### TASK PROMPT
Search the material for the word "Windows" and copy each line that holds it.

(Records from a data collection)
*-*-*

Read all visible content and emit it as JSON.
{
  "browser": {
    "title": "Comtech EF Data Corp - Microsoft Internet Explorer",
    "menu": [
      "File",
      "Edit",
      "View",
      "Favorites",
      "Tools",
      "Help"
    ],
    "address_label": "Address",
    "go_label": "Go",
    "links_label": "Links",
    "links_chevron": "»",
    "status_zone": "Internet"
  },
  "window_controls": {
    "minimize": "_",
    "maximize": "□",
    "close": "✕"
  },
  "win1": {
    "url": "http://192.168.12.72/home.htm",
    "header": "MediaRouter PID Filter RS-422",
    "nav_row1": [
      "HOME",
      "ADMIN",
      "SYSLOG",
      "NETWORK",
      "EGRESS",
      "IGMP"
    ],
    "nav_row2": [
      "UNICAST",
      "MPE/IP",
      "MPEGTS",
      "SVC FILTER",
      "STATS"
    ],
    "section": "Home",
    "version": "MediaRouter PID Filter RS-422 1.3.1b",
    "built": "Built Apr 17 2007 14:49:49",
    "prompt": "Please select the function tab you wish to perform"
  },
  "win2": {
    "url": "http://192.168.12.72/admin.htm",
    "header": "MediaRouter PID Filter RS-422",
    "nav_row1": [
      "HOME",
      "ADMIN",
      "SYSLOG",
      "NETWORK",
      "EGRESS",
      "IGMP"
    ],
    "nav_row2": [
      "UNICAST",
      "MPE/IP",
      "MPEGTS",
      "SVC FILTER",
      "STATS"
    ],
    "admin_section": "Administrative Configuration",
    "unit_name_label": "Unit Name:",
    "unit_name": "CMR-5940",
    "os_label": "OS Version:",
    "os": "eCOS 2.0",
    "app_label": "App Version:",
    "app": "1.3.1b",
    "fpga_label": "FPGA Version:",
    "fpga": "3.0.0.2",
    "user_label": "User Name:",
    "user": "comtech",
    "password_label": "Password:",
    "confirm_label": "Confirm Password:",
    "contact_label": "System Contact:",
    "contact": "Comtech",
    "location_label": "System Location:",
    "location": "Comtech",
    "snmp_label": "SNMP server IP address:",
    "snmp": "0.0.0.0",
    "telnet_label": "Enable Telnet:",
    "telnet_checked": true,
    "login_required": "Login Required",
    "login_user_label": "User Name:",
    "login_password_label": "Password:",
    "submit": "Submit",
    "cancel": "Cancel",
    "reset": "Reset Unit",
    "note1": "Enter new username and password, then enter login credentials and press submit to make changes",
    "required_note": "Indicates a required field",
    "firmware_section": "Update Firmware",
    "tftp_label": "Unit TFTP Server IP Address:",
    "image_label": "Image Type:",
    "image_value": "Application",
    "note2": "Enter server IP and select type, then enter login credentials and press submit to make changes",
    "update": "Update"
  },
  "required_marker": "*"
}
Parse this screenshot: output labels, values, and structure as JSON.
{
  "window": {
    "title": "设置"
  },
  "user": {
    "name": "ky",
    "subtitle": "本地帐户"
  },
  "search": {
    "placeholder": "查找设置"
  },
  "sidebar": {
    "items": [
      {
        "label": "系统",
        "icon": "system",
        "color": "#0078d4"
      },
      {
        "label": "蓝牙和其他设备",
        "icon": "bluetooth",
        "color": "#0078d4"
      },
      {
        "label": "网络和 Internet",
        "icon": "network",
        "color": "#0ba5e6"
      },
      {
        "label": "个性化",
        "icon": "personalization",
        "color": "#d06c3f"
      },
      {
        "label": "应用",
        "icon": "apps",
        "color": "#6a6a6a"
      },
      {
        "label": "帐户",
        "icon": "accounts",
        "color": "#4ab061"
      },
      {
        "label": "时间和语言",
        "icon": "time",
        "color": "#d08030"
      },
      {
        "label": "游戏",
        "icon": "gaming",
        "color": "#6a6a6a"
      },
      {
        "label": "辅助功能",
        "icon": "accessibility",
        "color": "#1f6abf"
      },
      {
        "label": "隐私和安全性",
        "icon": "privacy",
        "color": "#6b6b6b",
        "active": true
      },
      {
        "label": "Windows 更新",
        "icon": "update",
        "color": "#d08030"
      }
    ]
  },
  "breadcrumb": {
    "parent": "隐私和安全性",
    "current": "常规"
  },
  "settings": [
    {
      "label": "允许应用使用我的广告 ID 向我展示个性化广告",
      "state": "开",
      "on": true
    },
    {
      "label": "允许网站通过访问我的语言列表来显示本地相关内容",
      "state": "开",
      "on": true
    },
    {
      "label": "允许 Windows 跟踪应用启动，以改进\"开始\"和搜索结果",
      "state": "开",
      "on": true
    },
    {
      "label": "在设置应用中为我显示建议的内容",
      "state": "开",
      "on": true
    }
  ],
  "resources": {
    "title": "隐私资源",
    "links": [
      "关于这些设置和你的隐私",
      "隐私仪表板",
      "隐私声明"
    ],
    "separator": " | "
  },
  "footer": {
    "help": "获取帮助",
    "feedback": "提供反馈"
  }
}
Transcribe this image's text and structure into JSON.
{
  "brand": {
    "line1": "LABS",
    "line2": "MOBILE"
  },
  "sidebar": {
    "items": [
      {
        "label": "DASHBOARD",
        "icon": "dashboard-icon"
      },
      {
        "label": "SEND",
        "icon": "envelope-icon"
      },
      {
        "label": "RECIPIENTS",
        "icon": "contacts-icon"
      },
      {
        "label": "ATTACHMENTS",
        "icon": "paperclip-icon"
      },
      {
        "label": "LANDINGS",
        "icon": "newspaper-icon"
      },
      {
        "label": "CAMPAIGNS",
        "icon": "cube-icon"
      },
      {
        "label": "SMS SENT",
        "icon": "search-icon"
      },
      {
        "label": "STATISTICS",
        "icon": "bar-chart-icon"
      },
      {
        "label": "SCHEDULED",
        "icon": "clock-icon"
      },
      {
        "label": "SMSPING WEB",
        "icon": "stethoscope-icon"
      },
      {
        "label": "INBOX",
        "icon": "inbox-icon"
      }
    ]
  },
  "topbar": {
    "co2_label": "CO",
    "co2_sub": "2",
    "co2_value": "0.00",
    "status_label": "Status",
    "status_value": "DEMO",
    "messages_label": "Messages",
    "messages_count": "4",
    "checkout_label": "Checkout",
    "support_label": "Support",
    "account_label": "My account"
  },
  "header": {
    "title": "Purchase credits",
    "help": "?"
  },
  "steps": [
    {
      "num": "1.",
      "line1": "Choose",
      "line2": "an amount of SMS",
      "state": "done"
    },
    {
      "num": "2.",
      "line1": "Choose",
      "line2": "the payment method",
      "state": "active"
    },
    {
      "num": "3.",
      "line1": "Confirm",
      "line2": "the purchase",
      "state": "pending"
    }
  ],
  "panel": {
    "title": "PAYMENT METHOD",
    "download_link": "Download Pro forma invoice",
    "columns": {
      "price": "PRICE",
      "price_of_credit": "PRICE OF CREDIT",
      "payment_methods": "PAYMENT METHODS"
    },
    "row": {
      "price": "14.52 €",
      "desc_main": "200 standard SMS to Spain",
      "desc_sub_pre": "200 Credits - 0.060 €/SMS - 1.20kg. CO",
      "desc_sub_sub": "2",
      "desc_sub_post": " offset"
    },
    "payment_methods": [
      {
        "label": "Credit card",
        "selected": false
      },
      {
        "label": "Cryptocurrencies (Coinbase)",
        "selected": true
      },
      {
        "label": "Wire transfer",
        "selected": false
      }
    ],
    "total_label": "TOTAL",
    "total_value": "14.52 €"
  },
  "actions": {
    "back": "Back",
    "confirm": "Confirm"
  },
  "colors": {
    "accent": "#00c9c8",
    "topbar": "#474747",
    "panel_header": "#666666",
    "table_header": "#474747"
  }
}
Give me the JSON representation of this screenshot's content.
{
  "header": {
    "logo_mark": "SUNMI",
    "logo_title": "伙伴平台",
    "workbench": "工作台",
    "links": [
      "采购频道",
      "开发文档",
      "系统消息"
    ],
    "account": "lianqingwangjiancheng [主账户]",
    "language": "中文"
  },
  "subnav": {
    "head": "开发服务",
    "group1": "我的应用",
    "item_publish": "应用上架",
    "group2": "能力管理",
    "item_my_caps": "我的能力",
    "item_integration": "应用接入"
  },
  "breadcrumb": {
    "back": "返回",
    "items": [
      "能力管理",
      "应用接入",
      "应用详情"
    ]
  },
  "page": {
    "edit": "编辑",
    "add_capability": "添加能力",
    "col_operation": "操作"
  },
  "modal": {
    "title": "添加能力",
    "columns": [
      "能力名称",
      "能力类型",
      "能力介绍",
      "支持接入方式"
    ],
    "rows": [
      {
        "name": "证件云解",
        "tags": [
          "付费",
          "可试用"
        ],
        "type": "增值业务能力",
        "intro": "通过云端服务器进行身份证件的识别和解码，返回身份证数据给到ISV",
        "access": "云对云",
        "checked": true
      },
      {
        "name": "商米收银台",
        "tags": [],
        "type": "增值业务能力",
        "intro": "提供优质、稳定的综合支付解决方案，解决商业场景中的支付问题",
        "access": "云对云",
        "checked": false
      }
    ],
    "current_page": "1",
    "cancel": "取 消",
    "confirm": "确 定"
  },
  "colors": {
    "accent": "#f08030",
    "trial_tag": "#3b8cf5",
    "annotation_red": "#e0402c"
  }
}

*-*-*

### RESULT FOR THIS EXERCISE
        "label": "Windows 更新",
      "label": "允许 Windows 跟踪应用启动，以改进\"开始\"和搜索结果",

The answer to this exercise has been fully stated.